• [Provided entries]
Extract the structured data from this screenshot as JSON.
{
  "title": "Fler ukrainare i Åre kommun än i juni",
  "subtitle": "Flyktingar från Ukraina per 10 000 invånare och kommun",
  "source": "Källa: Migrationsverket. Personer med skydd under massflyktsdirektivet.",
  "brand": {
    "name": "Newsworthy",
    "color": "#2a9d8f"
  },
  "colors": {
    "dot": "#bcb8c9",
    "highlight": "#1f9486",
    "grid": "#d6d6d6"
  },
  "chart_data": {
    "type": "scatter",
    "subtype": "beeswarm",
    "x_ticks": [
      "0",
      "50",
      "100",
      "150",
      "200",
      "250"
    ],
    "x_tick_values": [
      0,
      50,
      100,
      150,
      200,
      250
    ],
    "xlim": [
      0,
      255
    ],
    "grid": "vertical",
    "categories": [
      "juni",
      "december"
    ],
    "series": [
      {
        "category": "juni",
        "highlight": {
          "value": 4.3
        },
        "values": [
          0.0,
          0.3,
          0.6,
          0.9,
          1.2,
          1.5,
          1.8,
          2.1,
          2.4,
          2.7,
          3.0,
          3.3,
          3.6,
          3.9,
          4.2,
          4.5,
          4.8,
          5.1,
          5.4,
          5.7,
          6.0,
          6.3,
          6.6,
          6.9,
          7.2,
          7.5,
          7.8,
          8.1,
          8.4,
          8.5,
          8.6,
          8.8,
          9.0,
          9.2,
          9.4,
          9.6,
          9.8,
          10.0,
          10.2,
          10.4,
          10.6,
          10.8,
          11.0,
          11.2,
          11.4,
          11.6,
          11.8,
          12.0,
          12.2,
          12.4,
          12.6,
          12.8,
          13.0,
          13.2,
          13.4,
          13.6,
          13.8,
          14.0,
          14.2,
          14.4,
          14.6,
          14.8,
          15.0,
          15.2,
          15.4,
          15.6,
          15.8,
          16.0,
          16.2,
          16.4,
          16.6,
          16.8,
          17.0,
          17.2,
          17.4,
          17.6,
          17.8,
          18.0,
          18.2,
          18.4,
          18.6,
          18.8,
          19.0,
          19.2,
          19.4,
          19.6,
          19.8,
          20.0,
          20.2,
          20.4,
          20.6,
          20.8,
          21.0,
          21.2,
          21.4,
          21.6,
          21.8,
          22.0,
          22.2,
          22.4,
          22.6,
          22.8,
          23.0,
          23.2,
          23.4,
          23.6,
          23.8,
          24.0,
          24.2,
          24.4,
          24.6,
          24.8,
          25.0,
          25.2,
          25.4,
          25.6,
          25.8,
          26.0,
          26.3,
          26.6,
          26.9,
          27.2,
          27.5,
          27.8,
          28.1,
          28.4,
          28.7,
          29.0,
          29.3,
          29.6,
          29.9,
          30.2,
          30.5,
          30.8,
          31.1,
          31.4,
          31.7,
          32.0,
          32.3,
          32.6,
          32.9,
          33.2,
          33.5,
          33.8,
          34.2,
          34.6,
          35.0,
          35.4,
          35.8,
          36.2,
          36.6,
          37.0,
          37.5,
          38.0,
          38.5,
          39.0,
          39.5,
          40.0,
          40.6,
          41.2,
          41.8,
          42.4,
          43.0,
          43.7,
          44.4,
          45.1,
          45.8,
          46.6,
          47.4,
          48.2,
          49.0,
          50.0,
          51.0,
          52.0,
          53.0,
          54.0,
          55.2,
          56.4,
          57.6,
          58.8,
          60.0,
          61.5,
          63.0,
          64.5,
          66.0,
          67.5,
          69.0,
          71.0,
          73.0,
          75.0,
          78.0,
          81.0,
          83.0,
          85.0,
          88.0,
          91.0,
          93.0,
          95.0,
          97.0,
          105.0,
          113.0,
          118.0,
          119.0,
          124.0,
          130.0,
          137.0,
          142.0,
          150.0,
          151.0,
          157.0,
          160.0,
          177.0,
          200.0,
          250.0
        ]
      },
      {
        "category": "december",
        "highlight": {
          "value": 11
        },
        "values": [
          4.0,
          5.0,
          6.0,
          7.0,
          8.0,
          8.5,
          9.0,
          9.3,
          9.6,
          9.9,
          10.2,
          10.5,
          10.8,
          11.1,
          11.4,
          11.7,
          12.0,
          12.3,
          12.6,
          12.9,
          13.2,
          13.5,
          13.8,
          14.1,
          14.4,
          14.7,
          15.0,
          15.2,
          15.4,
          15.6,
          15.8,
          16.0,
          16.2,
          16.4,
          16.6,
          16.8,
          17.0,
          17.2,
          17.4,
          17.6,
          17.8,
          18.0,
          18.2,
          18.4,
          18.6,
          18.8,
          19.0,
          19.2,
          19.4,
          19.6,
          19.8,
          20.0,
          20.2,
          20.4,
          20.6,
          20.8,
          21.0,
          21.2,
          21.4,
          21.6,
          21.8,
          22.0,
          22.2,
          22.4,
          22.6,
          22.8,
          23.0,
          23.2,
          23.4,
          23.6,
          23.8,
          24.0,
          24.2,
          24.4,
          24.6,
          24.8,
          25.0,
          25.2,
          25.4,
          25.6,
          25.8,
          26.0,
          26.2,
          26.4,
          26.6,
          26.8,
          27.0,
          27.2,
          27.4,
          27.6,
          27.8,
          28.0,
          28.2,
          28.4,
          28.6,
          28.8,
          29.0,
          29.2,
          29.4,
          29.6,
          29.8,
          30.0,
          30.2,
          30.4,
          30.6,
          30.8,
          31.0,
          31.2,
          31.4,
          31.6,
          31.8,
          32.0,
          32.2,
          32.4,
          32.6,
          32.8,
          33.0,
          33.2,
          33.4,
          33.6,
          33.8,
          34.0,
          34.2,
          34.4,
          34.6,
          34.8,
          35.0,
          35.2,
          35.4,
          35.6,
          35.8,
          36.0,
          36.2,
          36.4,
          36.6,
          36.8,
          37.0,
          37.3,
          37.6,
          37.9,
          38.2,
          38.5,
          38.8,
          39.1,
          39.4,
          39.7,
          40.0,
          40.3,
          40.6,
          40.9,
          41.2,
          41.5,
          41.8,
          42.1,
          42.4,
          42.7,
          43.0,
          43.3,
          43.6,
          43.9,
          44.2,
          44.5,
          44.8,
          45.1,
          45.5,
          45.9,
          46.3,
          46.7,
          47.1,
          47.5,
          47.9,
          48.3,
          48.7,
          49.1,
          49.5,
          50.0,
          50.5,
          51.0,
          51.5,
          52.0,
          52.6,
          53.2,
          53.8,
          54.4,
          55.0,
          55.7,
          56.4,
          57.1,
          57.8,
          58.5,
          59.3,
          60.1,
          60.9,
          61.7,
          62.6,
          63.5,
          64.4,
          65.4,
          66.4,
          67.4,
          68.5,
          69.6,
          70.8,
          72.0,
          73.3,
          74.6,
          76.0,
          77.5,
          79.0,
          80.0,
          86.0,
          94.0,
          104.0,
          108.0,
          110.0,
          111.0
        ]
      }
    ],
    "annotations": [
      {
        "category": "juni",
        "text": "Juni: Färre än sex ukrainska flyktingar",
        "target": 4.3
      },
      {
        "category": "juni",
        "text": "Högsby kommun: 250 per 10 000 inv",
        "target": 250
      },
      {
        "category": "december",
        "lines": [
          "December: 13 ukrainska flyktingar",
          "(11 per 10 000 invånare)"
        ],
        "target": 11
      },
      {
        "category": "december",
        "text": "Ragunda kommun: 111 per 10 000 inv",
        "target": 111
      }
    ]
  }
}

• [Requirements] Find and count the lines of the data that include the string "ukrainska", and report that figure by itself.

• [Expected output] 2